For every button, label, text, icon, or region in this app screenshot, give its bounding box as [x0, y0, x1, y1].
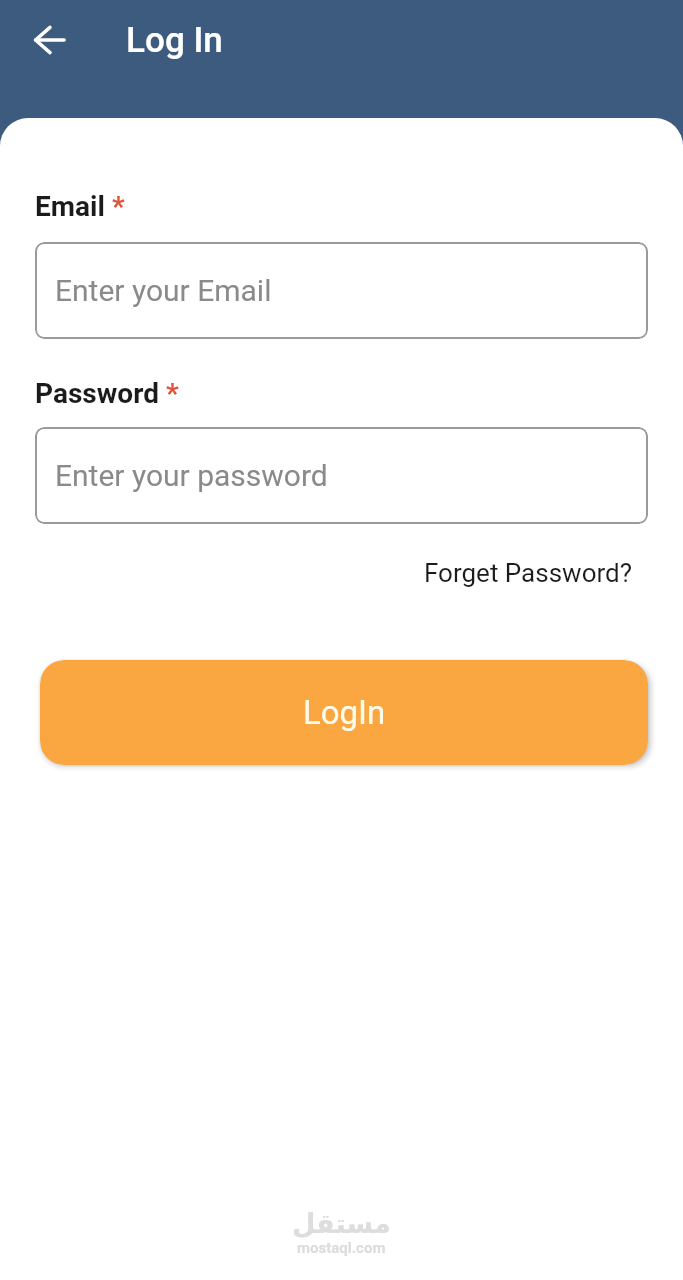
staticText: Forget Password? [424, 558, 632, 588]
staticText: * [159, 377, 179, 410]
staticText: Email [35, 190, 105, 223]
staticText: mostaql.com [297, 1239, 386, 1257]
button[interactable]: LogIn [40, 660, 648, 765]
staticText: LogIn [303, 693, 386, 732]
button[interactable]: Enter your password [35, 427, 648, 524]
staticText: Password [35, 377, 159, 410]
staticText: Enter your password [55, 458, 328, 493]
staticText: Enter your Email [55, 273, 272, 308]
staticText: Log In [126, 20, 223, 61]
staticText: مستقل [292, 1208, 391, 1239]
button[interactable] [30, 20, 70, 60]
button[interactable]: Enter your Email [35, 242, 648, 339]
button[interactable]: Forget Password? [408, 552, 648, 594]
staticText: * [105, 190, 125, 223]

####

**Required work**
Copy every row above word for word, and leave the pictures out.

**Answer for this exercise**
For every button, label, text, icon, or region in this app screenshot, give its bounding box as [x0, y0, x1, y1].
staticText: Forget Password? [424, 558, 632, 588]
staticText: * [159, 377, 179, 410]
staticText: Email [35, 190, 105, 223]
staticText: mostaql.com [297, 1239, 386, 1257]
button[interactable]: LogIn [40, 660, 648, 765]
staticText: LogIn [303, 693, 386, 732]
button[interactable]: Enter your password [35, 427, 648, 524]
staticText: Password [35, 377, 159, 410]
staticText: Enter your password [55, 458, 328, 493]
staticText: Enter your Email [55, 273, 272, 308]
staticText: Log In [126, 20, 223, 61]
staticText: مستقل [292, 1208, 391, 1239]
button[interactable] [30, 20, 70, 60]
button[interactable]: Enter your Email [35, 242, 648, 339]
button[interactable]: Forget Password? [408, 552, 648, 594]
staticText: * [105, 190, 125, 223]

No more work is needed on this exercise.